Complement components C1q, C1r/C1s, and C1INH in rheumatoid arthritis. Correlation of in situ hybridization and northern blot results with function and protein concentration in synovium and primary cell cultures.

OBJECTIVE

To analyze the synovial site and the cell types expressing C1q, C1r/C1s, and C1-esterase inhibitor (C1INH) and to characterize newly synthesized C1q in patients with rheumatoid arthritis (RA).

METHODS

Tissue and primary cell cultures of synovium from RA patients were analyzed for C1q, C1r/C1s, and C1INH by Northern blotting, in situ hybridization, and pulse-chase experiments for C1q.

RESULTS

The de novo synthesis of C1q, C1r/C1s, and C1INH in synovium and primary cell cultures was proven by Northern blot and by antigenic and functional analysis. In in situ hybridization experiments, the synovial lining cell layer was identified as the site of C1q, C1r, and C1INH expression. In contrast, immunohistologic analysis showed that C1q, C1s, and C1INH proteins were present in a thin film covering the synovial lining cells. In situ hybridization performed on primary cell cultures provided evidence that only macrophages were able to express C1q, whereas fibroblasts and stellate cells synthesized C1r.

CONCLUSION

The synovium is important for the synthesis and secretion of C1q and C1r/C1s, as well as the control protein C1INH, which supports the idea of a locally occurring inflammatory process in RA patients.

Data records:
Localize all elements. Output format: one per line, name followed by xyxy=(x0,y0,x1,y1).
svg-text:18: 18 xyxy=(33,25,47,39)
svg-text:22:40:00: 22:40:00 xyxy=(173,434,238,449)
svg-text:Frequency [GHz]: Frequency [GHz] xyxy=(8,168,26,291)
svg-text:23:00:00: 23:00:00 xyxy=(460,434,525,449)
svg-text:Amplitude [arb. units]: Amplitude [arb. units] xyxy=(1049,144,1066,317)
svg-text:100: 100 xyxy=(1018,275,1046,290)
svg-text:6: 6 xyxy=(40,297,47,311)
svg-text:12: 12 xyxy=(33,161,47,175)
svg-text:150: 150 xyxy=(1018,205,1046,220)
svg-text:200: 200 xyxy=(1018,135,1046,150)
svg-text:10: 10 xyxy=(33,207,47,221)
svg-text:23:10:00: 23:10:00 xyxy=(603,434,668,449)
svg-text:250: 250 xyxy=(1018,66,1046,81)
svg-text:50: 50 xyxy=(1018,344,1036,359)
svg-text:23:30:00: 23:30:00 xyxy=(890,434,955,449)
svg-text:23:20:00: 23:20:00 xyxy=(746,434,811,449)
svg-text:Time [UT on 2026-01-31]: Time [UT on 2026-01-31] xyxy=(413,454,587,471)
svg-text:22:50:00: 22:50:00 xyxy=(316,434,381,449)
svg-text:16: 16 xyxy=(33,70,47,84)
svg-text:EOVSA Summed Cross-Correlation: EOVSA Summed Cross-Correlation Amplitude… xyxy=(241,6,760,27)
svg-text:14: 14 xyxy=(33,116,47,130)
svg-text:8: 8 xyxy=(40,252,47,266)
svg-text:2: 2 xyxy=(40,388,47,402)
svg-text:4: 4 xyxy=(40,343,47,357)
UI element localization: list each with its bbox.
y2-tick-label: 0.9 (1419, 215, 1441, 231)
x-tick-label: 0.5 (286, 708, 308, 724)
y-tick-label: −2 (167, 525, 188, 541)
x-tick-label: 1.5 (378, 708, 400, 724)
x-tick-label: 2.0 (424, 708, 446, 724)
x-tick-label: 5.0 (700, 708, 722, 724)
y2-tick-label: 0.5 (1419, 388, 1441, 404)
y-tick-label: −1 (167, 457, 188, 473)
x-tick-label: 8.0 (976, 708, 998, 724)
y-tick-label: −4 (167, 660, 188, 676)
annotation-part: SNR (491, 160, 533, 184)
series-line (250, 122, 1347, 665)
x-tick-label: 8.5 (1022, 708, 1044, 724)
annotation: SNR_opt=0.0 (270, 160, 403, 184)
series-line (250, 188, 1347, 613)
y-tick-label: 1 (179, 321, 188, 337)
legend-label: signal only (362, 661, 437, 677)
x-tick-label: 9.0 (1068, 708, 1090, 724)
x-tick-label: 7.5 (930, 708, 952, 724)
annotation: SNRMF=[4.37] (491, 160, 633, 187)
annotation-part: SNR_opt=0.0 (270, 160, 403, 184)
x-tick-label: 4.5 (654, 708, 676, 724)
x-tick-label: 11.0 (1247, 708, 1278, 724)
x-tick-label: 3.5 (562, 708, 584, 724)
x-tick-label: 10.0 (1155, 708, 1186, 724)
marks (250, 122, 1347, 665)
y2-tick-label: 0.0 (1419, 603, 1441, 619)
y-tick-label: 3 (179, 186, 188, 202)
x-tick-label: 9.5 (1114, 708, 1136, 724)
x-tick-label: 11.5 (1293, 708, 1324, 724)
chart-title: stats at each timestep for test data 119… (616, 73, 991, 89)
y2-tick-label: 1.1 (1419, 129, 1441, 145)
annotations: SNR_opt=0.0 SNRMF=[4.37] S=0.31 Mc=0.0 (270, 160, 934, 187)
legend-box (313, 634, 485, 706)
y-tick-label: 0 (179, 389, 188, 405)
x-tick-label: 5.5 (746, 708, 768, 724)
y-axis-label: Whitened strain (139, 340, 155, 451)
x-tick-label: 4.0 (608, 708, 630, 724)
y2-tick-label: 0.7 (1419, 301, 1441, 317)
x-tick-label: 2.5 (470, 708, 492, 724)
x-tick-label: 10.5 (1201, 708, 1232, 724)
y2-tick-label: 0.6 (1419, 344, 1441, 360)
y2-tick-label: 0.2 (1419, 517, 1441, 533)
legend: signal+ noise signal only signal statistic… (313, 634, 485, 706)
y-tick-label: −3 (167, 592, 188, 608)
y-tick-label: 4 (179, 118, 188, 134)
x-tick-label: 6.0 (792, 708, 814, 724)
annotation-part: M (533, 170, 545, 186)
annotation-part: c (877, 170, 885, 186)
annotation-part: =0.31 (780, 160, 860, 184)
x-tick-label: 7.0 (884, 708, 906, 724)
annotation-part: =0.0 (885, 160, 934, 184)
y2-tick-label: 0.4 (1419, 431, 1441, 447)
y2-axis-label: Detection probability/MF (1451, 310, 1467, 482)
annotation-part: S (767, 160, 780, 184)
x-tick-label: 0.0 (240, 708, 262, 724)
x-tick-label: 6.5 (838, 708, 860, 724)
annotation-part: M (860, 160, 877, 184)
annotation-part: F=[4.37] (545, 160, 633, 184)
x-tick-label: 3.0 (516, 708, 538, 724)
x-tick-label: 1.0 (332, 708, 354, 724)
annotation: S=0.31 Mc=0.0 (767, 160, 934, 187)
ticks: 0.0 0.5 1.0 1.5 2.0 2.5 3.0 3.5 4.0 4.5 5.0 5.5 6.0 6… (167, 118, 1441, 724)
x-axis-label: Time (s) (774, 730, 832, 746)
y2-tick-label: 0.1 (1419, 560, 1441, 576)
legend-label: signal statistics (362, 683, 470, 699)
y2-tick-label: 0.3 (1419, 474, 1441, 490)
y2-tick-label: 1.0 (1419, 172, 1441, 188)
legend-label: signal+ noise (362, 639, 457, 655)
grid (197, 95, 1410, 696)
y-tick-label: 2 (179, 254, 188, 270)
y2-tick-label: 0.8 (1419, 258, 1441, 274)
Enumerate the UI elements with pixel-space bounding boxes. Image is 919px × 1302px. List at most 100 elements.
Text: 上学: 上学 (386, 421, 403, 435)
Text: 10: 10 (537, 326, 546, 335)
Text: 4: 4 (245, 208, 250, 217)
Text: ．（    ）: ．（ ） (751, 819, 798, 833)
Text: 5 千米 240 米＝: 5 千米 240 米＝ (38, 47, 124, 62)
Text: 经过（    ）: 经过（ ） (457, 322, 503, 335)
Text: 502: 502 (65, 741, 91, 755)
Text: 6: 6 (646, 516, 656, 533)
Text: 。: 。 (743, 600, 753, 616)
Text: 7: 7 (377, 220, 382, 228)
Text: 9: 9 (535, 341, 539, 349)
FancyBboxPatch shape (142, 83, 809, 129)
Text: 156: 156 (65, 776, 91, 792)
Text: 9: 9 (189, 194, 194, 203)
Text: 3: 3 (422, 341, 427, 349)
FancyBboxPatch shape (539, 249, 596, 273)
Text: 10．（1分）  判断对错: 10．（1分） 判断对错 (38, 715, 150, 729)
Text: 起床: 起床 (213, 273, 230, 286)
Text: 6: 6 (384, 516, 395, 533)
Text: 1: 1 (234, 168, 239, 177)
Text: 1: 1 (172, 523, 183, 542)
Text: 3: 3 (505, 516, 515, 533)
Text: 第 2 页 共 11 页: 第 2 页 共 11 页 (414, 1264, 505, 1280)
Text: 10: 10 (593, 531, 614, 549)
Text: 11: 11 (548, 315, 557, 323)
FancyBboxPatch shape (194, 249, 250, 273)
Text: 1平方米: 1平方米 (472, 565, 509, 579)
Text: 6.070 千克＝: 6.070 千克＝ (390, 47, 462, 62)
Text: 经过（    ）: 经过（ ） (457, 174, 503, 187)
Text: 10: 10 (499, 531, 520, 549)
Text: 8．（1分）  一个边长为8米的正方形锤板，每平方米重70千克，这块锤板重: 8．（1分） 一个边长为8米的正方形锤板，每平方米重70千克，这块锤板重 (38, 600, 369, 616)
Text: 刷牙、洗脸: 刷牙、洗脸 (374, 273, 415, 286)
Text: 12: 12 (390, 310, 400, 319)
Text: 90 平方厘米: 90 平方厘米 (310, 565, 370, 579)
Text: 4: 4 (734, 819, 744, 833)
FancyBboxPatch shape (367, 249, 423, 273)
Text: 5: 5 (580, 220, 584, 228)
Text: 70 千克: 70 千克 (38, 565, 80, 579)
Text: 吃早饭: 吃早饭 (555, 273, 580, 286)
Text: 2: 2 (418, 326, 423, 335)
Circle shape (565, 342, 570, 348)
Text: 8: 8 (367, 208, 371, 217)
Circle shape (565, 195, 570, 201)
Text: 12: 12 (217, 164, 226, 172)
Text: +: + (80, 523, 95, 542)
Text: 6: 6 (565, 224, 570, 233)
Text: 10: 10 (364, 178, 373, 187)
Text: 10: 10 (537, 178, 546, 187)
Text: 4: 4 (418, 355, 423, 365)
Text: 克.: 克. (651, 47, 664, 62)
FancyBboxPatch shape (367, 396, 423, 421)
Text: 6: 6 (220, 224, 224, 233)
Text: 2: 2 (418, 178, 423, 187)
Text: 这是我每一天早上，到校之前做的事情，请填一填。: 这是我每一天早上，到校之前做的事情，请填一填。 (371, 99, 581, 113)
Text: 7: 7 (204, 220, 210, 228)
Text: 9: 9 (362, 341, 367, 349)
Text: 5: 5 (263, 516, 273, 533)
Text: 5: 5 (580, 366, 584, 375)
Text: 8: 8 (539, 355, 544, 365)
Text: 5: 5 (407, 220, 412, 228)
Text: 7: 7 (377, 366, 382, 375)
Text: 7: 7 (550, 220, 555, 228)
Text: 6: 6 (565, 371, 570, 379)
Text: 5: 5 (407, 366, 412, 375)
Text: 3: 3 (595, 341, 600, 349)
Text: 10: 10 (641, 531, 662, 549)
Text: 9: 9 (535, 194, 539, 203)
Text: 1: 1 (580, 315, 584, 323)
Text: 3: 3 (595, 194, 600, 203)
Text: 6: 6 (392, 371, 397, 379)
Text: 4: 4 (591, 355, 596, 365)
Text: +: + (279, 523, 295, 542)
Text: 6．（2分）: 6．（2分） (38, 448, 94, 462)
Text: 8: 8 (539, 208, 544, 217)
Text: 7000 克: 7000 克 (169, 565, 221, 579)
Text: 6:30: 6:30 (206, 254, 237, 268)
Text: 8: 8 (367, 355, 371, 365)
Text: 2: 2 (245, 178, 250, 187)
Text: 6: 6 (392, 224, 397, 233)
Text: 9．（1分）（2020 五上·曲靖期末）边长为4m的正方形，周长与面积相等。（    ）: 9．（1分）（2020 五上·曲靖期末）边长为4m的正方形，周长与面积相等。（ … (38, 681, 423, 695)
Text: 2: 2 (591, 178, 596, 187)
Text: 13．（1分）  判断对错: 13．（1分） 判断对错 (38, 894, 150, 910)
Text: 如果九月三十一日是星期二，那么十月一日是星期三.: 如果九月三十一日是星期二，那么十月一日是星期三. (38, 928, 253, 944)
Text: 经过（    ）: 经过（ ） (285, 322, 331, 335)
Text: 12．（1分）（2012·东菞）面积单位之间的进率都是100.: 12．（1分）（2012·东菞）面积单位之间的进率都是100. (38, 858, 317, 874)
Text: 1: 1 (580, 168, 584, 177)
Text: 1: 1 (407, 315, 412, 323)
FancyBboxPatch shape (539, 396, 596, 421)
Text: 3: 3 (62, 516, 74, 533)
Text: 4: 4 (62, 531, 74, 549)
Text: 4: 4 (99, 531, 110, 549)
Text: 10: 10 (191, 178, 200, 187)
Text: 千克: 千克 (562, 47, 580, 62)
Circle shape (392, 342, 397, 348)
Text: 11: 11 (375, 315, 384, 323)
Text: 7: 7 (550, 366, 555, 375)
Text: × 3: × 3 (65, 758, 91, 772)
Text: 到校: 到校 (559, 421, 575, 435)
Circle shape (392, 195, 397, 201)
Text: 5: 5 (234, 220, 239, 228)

Problem set:
(a) Copy from the abstract the passage starting at "Complement components C1q, C1r/C1s, and" and ending at "primary cell cultures.".
(b) Answer these questions from the abstract, one line each:
(i) By which methods were the synovial tissue and primary cell cultures analyzed?
(ii) Which cells were the only ones able to express C1q in the primary cell cultures?
(iii) What idea does the synthesis of these proteins in the synovium support?

Answers by item:
(a)
Complement components C1q, C1r/C1s, and C1INH in rheumatoid arthritis. Correlation of in situ hybridization and northern blot results with function and protein concentration in synovium and primary cell cultures.

(b)
(i) Northern blotting, in situ hybridization, and pulse-chase experiments for C1q.
(ii) Macrophages.
(iii) The idea of a locally occurring inflammatory process in RA patients.